WHAT IS NEEDED
Give the entries again, word for word.

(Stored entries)

+-------+

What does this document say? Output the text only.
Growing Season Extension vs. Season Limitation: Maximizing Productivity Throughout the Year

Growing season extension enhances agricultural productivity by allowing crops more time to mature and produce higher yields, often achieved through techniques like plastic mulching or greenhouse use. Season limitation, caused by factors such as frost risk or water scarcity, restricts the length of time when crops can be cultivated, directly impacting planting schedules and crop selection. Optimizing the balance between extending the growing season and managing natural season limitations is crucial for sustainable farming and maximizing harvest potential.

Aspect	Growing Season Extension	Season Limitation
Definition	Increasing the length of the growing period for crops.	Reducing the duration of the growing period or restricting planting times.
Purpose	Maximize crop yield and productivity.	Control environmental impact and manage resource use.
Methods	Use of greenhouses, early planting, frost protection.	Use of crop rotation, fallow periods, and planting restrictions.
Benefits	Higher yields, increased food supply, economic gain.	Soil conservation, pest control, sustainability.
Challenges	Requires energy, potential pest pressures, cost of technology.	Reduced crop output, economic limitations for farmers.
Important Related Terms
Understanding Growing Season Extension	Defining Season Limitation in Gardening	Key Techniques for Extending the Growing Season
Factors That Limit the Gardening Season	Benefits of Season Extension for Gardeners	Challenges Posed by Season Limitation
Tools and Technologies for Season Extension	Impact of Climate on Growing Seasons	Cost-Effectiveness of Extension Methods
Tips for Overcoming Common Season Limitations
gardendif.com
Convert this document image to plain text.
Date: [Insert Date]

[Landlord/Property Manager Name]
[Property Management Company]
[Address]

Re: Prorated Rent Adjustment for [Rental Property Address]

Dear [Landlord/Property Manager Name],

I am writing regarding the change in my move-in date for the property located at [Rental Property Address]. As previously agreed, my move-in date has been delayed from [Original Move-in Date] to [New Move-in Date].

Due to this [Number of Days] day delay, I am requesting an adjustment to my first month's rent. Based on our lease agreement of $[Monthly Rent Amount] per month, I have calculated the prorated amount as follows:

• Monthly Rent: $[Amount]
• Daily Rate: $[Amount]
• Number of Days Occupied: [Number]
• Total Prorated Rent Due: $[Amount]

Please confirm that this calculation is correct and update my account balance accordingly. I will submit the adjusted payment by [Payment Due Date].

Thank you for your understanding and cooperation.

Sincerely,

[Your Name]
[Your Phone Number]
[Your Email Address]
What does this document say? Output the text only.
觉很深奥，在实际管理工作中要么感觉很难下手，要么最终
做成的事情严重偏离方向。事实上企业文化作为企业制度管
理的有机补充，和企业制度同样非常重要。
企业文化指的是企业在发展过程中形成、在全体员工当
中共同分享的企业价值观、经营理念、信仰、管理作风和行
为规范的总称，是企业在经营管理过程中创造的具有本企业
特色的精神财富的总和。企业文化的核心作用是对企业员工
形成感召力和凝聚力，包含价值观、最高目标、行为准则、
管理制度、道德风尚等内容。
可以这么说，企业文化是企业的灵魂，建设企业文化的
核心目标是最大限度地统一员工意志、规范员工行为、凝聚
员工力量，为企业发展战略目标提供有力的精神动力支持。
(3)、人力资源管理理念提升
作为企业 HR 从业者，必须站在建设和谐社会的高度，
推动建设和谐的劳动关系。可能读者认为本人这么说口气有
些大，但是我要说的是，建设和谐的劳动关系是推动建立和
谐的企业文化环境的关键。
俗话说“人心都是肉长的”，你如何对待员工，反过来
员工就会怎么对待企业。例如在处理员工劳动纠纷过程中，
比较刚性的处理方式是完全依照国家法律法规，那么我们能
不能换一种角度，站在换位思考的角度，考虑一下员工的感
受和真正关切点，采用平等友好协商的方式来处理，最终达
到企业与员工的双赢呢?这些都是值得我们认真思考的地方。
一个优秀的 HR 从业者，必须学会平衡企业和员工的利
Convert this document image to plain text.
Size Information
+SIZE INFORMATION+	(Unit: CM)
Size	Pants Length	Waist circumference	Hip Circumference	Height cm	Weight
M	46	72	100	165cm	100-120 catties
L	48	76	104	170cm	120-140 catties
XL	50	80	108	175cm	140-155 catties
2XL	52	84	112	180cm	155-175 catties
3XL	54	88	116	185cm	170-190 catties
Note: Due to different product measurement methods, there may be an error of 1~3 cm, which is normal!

+-------+

ANSWER TO THIS TASK
What does this document say? Output the text only.
Growing Season Extension vs. Season Limitation: Maximizing Productivity Throughout the Year

Growing season extension enhances agricultural productivity by allowing crops more time to mature and produce higher yields, often achieved through techniques like plastic mulching or greenhouse use. Season limitation, caused by factors such as frost risk or water scarcity, restricts the length of time when crops can be cultivated, directly impacting planting schedules and crop selection. Optimizing the balance between extending the growing season and managing natural season limitations is crucial for sustainable farming and maximizing harvest potential.

Aspect	Growing Season Extension	Season Limitation
Definition	Increasing the length of the growing period for crops.	Reducing the duration of the growing period or restricting planting times.
Purpose	Maximize crop yield and productivity.	Control environmental impact and manage resource use.
Methods	Use of greenhouses, early planting, frost protection.	Use of crop rotation, fallow periods, and planting restrictions.
Benefits	Higher yields, increased food supply, economic gain.	Soil conservation, pest control, sustainability.
Challenges	Requires energy, potential pest pressures, cost of technology.	Reduced crop output, economic limitations for farmers.
Important Related Terms
Understanding Growing Season Extension	Defining Season Limitation in Gardening	Key Techniques for Extending the Growing Season
Factors That Limit the Gardening Season	Benefits of Season Extension for Gardeners	Challenges Posed by Season Limitation
Tools and Technologies for Season Extension	Impact of Climate on Growing Seasons	Cost-Effectiveness of Extension Methods
Tips for Overcoming Common Season Limitations
gardendif.com
Convert this document image to plain text.
Date: [Insert Date]

[Landlord/Property Manager Name]
[Property Management Company]
[Address]

Re: Prorated Rent Adjustment for [Rental Property Address]

Dear [Landlord/Property Manager Name],

I am writing regarding the change in my move-in date for the property located at [Rental Property Address]. As previously agreed, my move-in date has been delayed from [Original Move-in Date] to [New Move-in Date].

Due to this [Number of Days] day delay, I am requesting an adjustment to my first month's rent. Based on our lease agreement of $[Monthly Rent Amount] per month, I have calculated the prorated amount as follows:

• Monthly Rent: $[Amount]
• Daily Rate: $[Amount]
• Number of Days Occupied: [Number]
• Total Prorated Rent Due: $[Amount]

Please confirm that this calculation is correct and update my account balance accordingly. I will submit the adjusted payment by [Payment Due Date].

Thank you for your understanding and cooperation.

Sincerely,

[Your Name]
[Your Phone Number]
[Your Email Address]
What does this document say? Output the text only.
觉很深奥，在实际管理工作中要么感觉很难下手，要么最终
做成的事情严重偏离方向。事实上企业文化作为企业制度管
理的有机补充，和企业制度同样非常重要。
企业文化指的是企业在发展过程中形成、在全体员工当
中共同分享的企业价值观、经营理念、信仰、管理作风和行
为规范的总称，是企业在经营管理过程中创造的具有本企业
特色的精神财富的总和。企业文化的核心作用是对企业员工
形成感召力和凝聚力，包含价值观、最高目标、行为准则、
管理制度、道德风尚等内容。
可以这么说，企业文化是企业的灵魂，建设企业文化的
核心目标是最大限度地统一员工意志、规范员工行为、凝聚
员工力量，为企业发展战略目标提供有力的精神动力支持。
(3)、人力资源管理理念提升
作为企业 HR 从业者，必须站在建设和谐社会的高度，
推动建设和谐的劳动关系。可能读者认为本人这么说口气有
些大，但是我要说的是，建设和谐的劳动关系是推动建立和
谐的企业文化环境的关键。
俗话说“人心都是肉长的”，你如何对待员工，反过来
员工就会怎么对待企业。例如在处理员工劳动纠纷过程中，
比较刚性的处理方式是完全依照国家法律法规，那么我们能
不能换一种角度，站在换位思考的角度，考虑一下员工的感
受和真正关切点，采用平等友好协商的方式来处理，最终达
到企业与员工的双赢呢?这些都是值得我们认真思考的地方。
一个优秀的 HR 从业者，必须学会平衡企业和员工的利
Convert this document image to plain text.
Size Information
+SIZE INFORMATION+	(Unit: CM)
Size	Pants Length	Waist circumference	Hip Circumference	Height cm	Weight
M	46	72	100	165cm	100-120 catties
L	48	76	104	170cm	120-140 catties
XL	50	80	108	175cm	140-155 catties
2XL	52	84	112	180cm	155-175 catties
3XL	54	88	116	185cm	170-190 catties
Note: Due to different product measurement methods, there may be an error of 1~3 cm, which is normal!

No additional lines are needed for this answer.